* [Your goal] Going line by line through the entries below, tally those that hold the string "subtitle". Give only the total.

===== Records to process =====

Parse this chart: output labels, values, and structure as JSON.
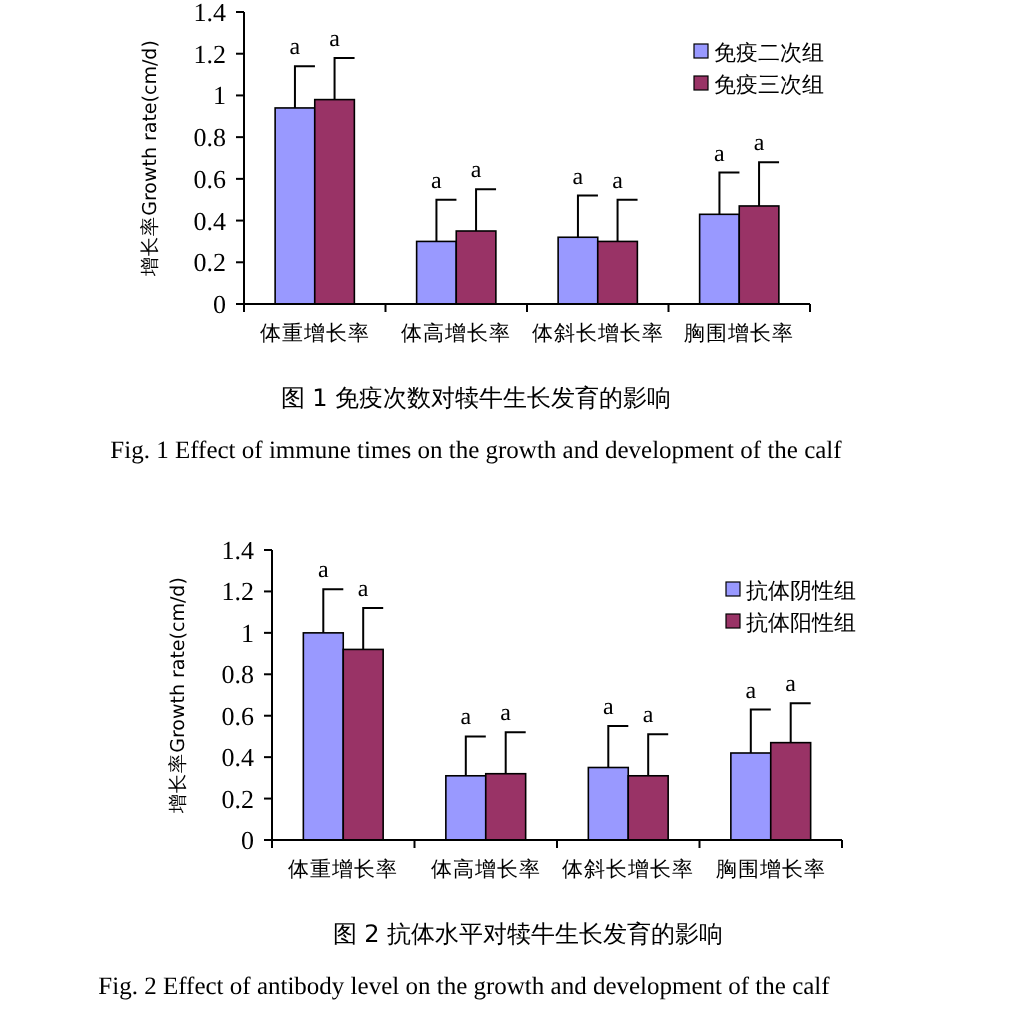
{
  "chart_data": [
    {
      "type": "bar",
      "title": "图 1 免疫次数对犊牛生长发育的影响",
      "subtitle": "Fig. 1 Effect of immune times on the growth and development of the calf",
      "ylabel": "增长率Growth rate(cm/d)",
      "categories": [
        "体重增长率",
        "体高增长率",
        "体斜长增长率",
        "胸围增长率"
      ],
      "series": [
        {
          "name": "免疫二次组",
          "color": "#9999ff",
          "values": [
            0.94,
            0.3,
            0.32,
            0.43
          ],
          "errors": [
            [
              0.94,
              1.14
            ],
            [
              0.3,
              0.5
            ],
            [
              0.32,
              0.52
            ],
            [
              0.43,
              0.63
            ]
          ],
          "value_labels": [
            "a",
            "a",
            "a",
            "a"
          ]
        },
        {
          "name": "免疫三次组",
          "color": "#993366",
          "values": [
            0.98,
            0.35,
            0.3,
            0.47
          ],
          "errors": [
            [
              0.98,
              1.18
            ],
            [
              0.35,
              0.55
            ],
            [
              0.3,
              0.5
            ],
            [
              0.47,
              0.68
            ]
          ],
          "value_labels": [
            "a",
            "a",
            "a",
            "a"
          ]
        }
      ],
      "ylim": [
        0,
        1.4
      ],
      "yticks": [
        0,
        0.2,
        0.4,
        0.6,
        0.8,
        1,
        1.2,
        1.4
      ],
      "legend": "top right"
    },
    {
      "type": "bar",
      "title": "图 2 抗体水平对犊牛生长发育的影响",
      "subtitle": "Fig. 2 Effect of antibody level on the growth and development of the calf",
      "ylabel": "增长率Growth rate(cm/d)",
      "categories": [
        "体重增长率",
        "体高增长率",
        "体斜长增长率",
        "胸围增长率"
      ],
      "series": [
        {
          "name": "抗体阴性组",
          "color": "#9999ff",
          "values": [
            1.0,
            0.31,
            0.35,
            0.42
          ],
          "errors": [
            [
              1.0,
              1.21
            ],
            [
              0.31,
              0.5
            ],
            [
              0.35,
              0.55
            ],
            [
              0.42,
              0.63
            ]
          ],
          "value_labels": [
            "a",
            "a",
            "a",
            "a"
          ]
        },
        {
          "name": "抗体阳性组",
          "color": "#993366",
          "values": [
            0.92,
            0.32,
            0.31,
            0.47
          ],
          "errors": [
            [
              0.92,
              1.12
            ],
            [
              0.32,
              0.52
            ],
            [
              0.31,
              0.51
            ],
            [
              0.47,
              0.66
            ]
          ],
          "value_labels": [
            "a",
            "a",
            "a",
            "a"
          ]
        }
      ],
      "ylim": [
        0,
        1.4
      ],
      "yticks": [
        0,
        0.2,
        0.4,
        0.6,
        0.8,
        1,
        1.2,
        1.4
      ],
      "legend": "top right"
    }
  ]
}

=====

* [Output of the exercise] 2